■ Task directions:
Restate the entries word for word, omitting nothing.

[Extracted records]
[start]

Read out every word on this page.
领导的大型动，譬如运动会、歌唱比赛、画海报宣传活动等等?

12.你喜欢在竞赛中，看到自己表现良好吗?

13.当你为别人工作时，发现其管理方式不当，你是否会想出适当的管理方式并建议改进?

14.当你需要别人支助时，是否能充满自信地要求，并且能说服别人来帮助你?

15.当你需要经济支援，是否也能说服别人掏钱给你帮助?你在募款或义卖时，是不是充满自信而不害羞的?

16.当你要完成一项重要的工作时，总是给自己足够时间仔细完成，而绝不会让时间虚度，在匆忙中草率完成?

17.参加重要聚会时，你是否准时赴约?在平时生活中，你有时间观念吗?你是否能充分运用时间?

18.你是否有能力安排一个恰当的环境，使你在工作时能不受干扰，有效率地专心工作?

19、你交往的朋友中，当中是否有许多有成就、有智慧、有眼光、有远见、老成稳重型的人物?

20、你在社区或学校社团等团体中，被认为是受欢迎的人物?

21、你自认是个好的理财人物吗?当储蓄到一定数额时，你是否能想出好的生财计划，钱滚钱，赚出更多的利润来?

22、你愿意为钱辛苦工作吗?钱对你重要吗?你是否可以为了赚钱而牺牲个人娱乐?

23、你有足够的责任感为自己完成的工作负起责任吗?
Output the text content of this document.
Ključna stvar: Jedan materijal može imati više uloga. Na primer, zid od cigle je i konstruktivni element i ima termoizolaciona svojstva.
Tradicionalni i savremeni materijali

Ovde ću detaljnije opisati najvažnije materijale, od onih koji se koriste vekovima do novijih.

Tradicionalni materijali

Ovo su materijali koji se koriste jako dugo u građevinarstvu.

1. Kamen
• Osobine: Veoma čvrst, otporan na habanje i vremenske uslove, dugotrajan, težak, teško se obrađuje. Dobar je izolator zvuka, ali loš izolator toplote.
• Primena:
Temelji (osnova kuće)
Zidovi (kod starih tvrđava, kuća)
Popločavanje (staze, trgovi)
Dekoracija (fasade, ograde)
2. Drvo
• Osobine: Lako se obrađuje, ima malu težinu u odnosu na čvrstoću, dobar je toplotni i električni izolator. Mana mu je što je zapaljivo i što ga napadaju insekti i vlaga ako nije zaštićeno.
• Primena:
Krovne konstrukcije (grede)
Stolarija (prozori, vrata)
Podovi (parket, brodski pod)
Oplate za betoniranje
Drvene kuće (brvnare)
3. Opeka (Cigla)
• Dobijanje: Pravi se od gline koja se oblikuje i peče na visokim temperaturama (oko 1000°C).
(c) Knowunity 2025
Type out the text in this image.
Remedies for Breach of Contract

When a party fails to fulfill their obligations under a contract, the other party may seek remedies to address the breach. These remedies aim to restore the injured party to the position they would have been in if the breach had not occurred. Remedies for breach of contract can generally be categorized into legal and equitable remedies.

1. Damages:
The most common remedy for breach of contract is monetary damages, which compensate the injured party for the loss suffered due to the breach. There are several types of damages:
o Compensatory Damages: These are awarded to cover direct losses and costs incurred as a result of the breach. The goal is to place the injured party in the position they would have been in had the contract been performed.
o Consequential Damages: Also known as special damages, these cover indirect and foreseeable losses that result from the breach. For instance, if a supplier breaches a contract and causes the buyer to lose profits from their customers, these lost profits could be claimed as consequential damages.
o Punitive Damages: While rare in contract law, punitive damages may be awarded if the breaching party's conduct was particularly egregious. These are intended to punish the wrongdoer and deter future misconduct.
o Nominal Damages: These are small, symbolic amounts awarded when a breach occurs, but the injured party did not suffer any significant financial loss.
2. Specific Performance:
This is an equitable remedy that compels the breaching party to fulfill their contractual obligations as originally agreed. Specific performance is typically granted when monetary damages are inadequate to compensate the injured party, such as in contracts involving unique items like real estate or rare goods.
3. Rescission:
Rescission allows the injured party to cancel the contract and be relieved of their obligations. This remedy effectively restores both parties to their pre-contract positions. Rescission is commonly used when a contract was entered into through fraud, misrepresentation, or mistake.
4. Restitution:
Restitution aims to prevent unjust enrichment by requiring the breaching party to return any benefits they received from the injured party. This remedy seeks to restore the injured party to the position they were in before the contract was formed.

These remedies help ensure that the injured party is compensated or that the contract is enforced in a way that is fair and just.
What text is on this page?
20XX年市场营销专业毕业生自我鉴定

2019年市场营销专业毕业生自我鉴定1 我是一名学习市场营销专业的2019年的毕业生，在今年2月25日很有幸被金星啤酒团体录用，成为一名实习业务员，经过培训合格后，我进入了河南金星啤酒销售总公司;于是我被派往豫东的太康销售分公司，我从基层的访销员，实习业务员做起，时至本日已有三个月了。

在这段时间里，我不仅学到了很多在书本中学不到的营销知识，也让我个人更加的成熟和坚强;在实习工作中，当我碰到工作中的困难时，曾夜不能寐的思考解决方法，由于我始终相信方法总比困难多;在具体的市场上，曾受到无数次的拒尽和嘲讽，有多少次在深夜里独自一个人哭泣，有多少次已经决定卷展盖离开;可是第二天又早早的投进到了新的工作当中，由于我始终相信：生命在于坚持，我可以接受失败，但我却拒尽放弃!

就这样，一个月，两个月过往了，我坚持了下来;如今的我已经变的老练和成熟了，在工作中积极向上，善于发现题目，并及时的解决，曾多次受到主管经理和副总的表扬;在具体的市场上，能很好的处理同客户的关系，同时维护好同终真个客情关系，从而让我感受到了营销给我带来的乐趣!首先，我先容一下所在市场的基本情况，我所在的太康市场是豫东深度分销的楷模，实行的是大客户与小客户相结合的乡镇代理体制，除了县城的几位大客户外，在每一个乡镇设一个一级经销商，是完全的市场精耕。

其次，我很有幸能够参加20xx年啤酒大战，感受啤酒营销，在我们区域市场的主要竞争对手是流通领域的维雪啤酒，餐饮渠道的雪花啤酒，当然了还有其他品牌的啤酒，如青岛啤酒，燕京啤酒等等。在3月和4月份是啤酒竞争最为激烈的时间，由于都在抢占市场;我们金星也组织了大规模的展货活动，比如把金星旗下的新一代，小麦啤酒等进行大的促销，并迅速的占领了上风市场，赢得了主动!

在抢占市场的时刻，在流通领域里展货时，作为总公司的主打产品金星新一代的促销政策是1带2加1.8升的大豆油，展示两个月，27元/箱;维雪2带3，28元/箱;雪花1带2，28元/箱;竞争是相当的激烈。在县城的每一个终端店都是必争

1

[end]

■ Reply to the task:
Read out every word on this page.
领导的大型动，譬如运动会、歌唱比赛、画海报宣传活动等等?

12.你喜欢在竞赛中，看到自己表现良好吗?

13.当你为别人工作时，发现其管理方式不当，你是否会想出适当的管理方式并建议改进?

14.当你需要别人支助时，是否能充满自信地要求，并且能说服别人来帮助你?

15.当你需要经济支援，是否也能说服别人掏钱给你帮助?你在募款或义卖时，是不是充满自信而不害羞的?

16.当你要完成一项重要的工作时，总是给自己足够时间仔细完成，而绝不会让时间虚度，在匆忙中草率完成?

17.参加重要聚会时，你是否准时赴约?在平时生活中，你有时间观念吗?你是否能充分运用时间?

18.你是否有能力安排一个恰当的环境，使你在工作时能不受干扰，有效率地专心工作?

19、你交往的朋友中，当中是否有许多有成就、有智慧、有眼光、有远见、老成稳重型的人物?

20、你在社区或学校社团等团体中，被认为是受欢迎的人物?

21、你自认是个好的理财人物吗?当储蓄到一定数额时，你是否能想出好的生财计划，钱滚钱，赚出更多的利润来?

22、你愿意为钱辛苦工作吗?钱对你重要吗?你是否可以为了赚钱而牺牲个人娱乐?

23、你有足够的责任感为自己完成的工作负起责任吗?
Output the text content of this document.
Ključna stvar: Jedan materijal može imati više uloga. Na primer, zid od cigle je i konstruktivni element i ima termoizolaciona svojstva.
Tradicionalni i savremeni materijali

Ovde ću detaljnije opisati najvažnije materijale, od onih koji se koriste vekovima do novijih.

Tradicionalni materijali

Ovo su materijali koji se koriste jako dugo u građevinarstvu.

1. Kamen
• Osobine: Veoma čvrst, otporan na habanje i vremenske uslove, dugotrajan, težak, teško se obrađuje. Dobar je izolator zvuka, ali loš izolator toplote.
• Primena:
Temelji (osnova kuće)
Zidovi (kod starih tvrđava, kuća)
Popločavanje (staze, trgovi)
Dekoracija (fasade, ograde)
2. Drvo
• Osobine: Lako se obrađuje, ima malu težinu u odnosu na čvrstoću, dobar je toplotni i električni izolator. Mana mu je što je zapaljivo i što ga napadaju insekti i vlaga ako nije zaštićeno.
• Primena:
Krovne konstrukcije (grede)
Stolarija (prozori, vrata)
Podovi (parket, brodski pod)
Oplate za betoniranje
Drvene kuće (brvnare)
3. Opeka (Cigla)
• Dobijanje: Pravi se od gline koja se oblikuje i peče na visokim temperaturama (oko 1000°C).
(c) Knowunity 2025
Type out the text in this image.
Remedies for Breach of Contract

When a party fails to fulfill their obligations under a contract, the other party may seek remedies to address the breach. These remedies aim to restore the injured party to the position they would have been in if the breach had not occurred. Remedies for breach of contract can generally be categorized into legal and equitable remedies.

1. Damages:
The most common remedy for breach of contract is monetary damages, which compensate the injured party for the loss suffered due to the breach. There are several types of damages:
o Compensatory Damages: These are awarded to cover direct losses and costs incurred as a result of the breach. The goal is to place the injured party in the position they would have been in had the contract been performed.
o Consequential Damages: Also known as special damages, these cover indirect and foreseeable losses that result from the breach. For instance, if a supplier breaches a contract and causes the buyer to lose profits from their customers, these lost profits could be claimed as consequential damages.
o Punitive Damages: While rare in contract law, punitive damages may be awarded if the breaching party's conduct was particularly egregious. These are intended to punish the wrongdoer and deter future misconduct.
o Nominal Damages: These are small, symbolic amounts awarded when a breach occurs, but the injured party did not suffer any significant financial loss.
2. Specific Performance:
This is an equitable remedy that compels the breaching party to fulfill their contractual obligations as originally agreed. Specific performance is typically granted when monetary damages are inadequate to compensate the injured party, such as in contracts involving unique items like real estate or rare goods.
3. Rescission:
Rescission allows the injured party to cancel the contract and be relieved of their obligations. This remedy effectively restores both parties to their pre-contract positions. Rescission is commonly used when a contract was entered into through fraud, misrepresentation, or mistake.
4. Restitution:
Restitution aims to prevent unjust enrichment by requiring the breaching party to return any benefits they received from the injured party. This remedy seeks to restore the injured party to the position they were in before the contract was formed.

These remedies help ensure that the injured party is compensated or that the contract is enforced in a way that is fair and just.
What text is on this page?
20XX年市场营销专业毕业生自我鉴定

2019年市场营销专业毕业生自我鉴定1 我是一名学习市场营销专业的2019年的毕业生，在今年2月25日很有幸被金星啤酒团体录用，成为一名实习业务员，经过培训合格后，我进入了河南金星啤酒销售总公司;于是我被派往豫东的太康销售分公司，我从基层的访销员，实习业务员做起，时至本日已有三个月了。

在这段时间里，我不仅学到了很多在书本中学不到的营销知识，也让我个人更加的成熟和坚强;在实习工作中，当我碰到工作中的困难时，曾夜不能寐的思考解决方法，由于我始终相信方法总比困难多;在具体的市场上，曾受到无数次的拒尽和嘲讽，有多少次在深夜里独自一个人哭泣，有多少次已经决定卷展盖离开;可是第二天又早早的投进到了新的工作当中，由于我始终相信：生命在于坚持，我可以接受失败，但我却拒尽放弃!

就这样，一个月，两个月过往了，我坚持了下来;如今的我已经变的老练和成熟了，在工作中积极向上，善于发现题目，并及时的解决，曾多次受到主管经理和副总的表扬;在具体的市场上，能很好的处理同客户的关系，同时维护好同终真个客情关系，从而让我感受到了营销给我带来的乐趣!首先，我先容一下所在市场的基本情况，我所在的太康市场是豫东深度分销的楷模，实行的是大客户与小客户相结合的乡镇代理体制，除了县城的几位大客户外，在每一个乡镇设一个一级经销商，是完全的市场精耕。

其次，我很有幸能够参加20xx年啤酒大战，感受啤酒营销，在我们区域市场的主要竞争对手是流通领域的维雪啤酒，餐饮渠道的雪花啤酒，当然了还有其他品牌的啤酒，如青岛啤酒，燕京啤酒等等。在3月和4月份是啤酒竞争最为激烈的时间，由于都在抢占市场;我们金星也组织了大规模的展货活动，比如把金星旗下的新一代，小麦啤酒等进行大的促销，并迅速的占领了上风市场，赢得了主动!

在抢占市场的时刻，在流通领域里展货时，作为总公司的主打产品金星新一代的促销政策是1带2加1.8升的大豆油，展示两个月，27元/箱;维雪2带3，28元/箱;雪花1带2，28元/箱;竞争是相当的激烈。在县城的每一个终端店都是必争

1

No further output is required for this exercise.